→ **Records for this task**
--------------------------------------------------

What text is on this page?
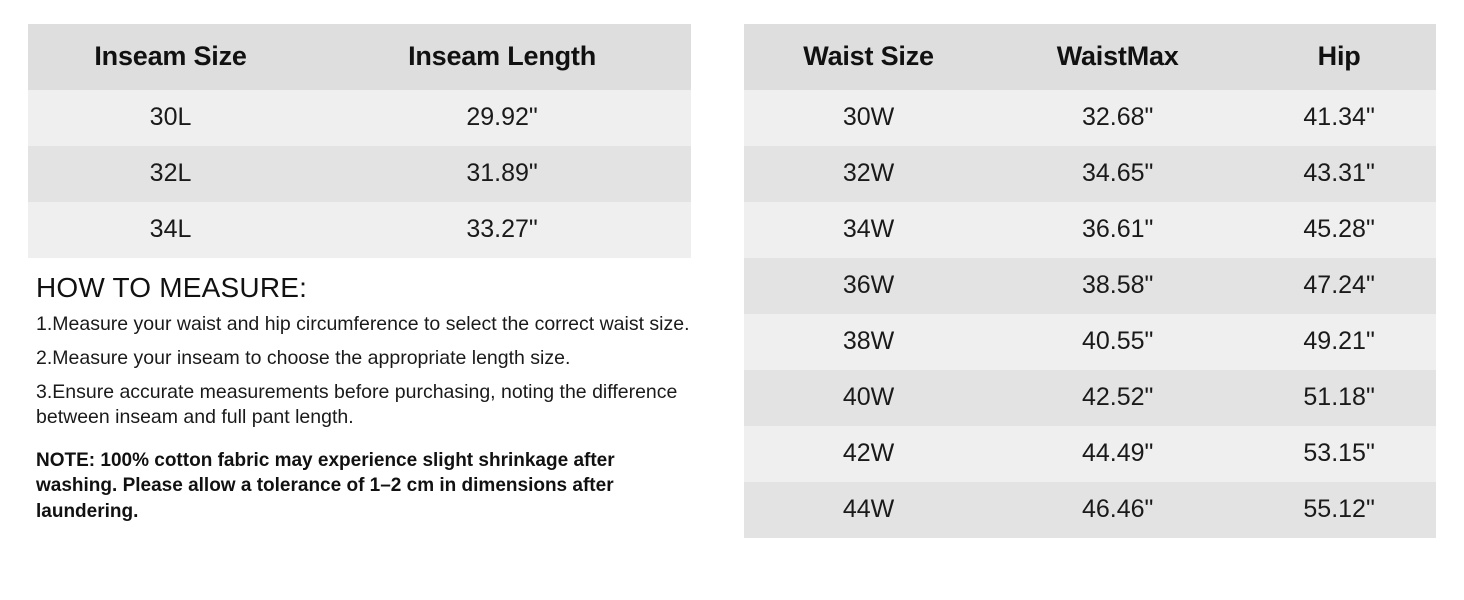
Inseam Size	Inseam Length
30L	29.92"
32L	31.89"
34L	33.27"
HOW TO MEASURE:
1.Measure your waist and hip circumference to select the correct waist size.
2.Measure your inseam to choose the appropriate length size.
3.Ensure accurate measurements before purchasing, noting the difference between inseam and full pant length.
NOTE: 100% cotton fabric may experience slight shrinkage after washing. Please allow a tolerance of 1–2 cm in dimensions after laundering.
Waist Size	WaistMax	Hip
30W	32.68"	41.34"
32W	34.65"	43.31"
34W	36.61"	45.28"
36W	38.58"	47.24"
38W	40.55"	49.21"
40W	42.52"	51.18"
42W	44.49"	53.15"
44W	46.46"	55.12"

--------------------------------------------------

→ **Goal of the exercise**
Each entry should be repeated exactly as it appears; the pictures stay out.

→ **Response**
What text is on this page?
Inseam Size	Inseam Length
30L	29.92"
32L	31.89"
34L	33.27"
HOW TO MEASURE:
1.Measure your waist and hip circumference to select the correct waist size.
2.Measure your inseam to choose the appropriate length size.
3.Ensure accurate measurements before purchasing, noting the difference between inseam and full pant length.
NOTE: 100% cotton fabric may experience slight shrinkage after washing. Please allow a tolerance of 1–2 cm in dimensions after laundering.
Waist Size	WaistMax	Hip
30W	32.68"	41.34"
32W	34.65"	43.31"
34W	36.61"	45.28"
36W	38.58"	47.24"
38W	40.55"	49.21"
40W	42.52"	51.18"
42W	44.49"	53.15"
44W	46.46"	55.12"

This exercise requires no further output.